** start Given data **

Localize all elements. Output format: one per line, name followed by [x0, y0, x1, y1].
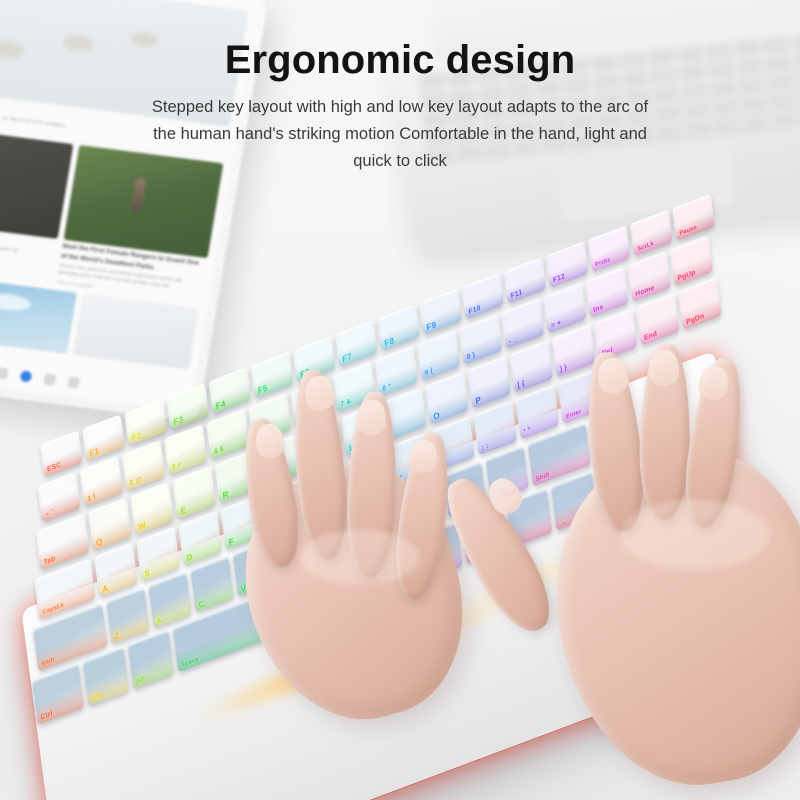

** end Given data **
** start Given data **

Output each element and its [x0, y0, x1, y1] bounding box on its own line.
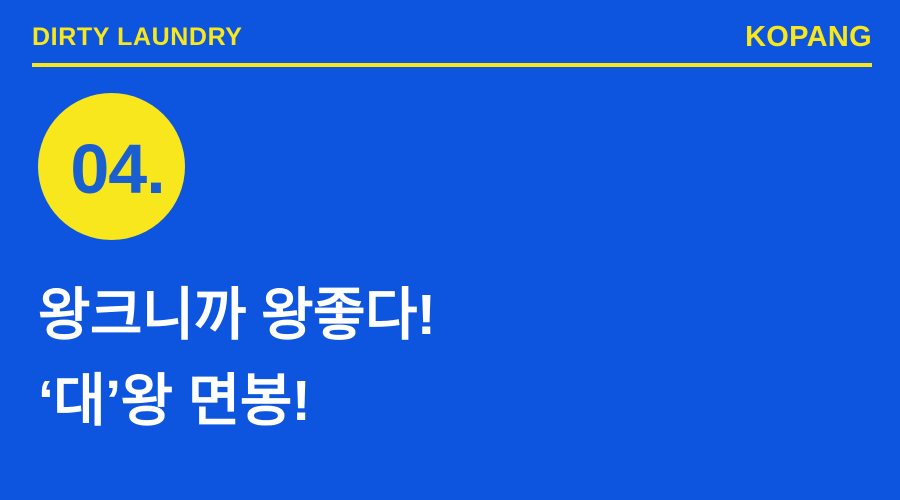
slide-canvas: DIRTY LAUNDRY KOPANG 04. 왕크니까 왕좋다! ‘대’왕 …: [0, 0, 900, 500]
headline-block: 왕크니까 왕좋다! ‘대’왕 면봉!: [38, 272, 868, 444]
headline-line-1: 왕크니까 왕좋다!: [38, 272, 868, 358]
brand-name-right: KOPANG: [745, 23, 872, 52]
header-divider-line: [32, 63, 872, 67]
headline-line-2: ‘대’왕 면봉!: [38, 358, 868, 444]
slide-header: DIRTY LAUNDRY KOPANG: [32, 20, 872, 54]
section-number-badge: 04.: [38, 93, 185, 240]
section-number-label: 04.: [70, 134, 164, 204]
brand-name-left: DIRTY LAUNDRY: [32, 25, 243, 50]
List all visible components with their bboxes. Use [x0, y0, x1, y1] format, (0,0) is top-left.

** end Given data **

Problem to work on = Rewrite the lines starting at the one that contains "Output each element" and ending at the one that contains "section-number-badge: 04.: [38, 93, 185, 240]", swapping "bounding box" for "box coordinates" and leaving everything else unchanged. Leave the pictures out of your answer.

Worked answer =
Output each element and its [x0, y0, x1, y1] box coordinates on its own line.
slide-canvas: DIRTY LAUNDRY KOPANG 04. 왕크니까 왕좋다! ‘대’왕 …: [0, 0, 900, 500]
headline-block: 왕크니까 왕좋다! ‘대’왕 면봉!: [38, 272, 868, 444]
headline-line-1: 왕크니까 왕좋다!: [38, 272, 868, 358]
brand-name-right: KOPANG: [745, 23, 872, 52]
header-divider-line: [32, 63, 872, 67]
headline-line-2: ‘대’왕 면봉!: [38, 358, 868, 444]
slide-header: DIRTY LAUNDRY KOPANG: [32, 20, 872, 54]
section-number-badge: 04.: [38, 93, 185, 240]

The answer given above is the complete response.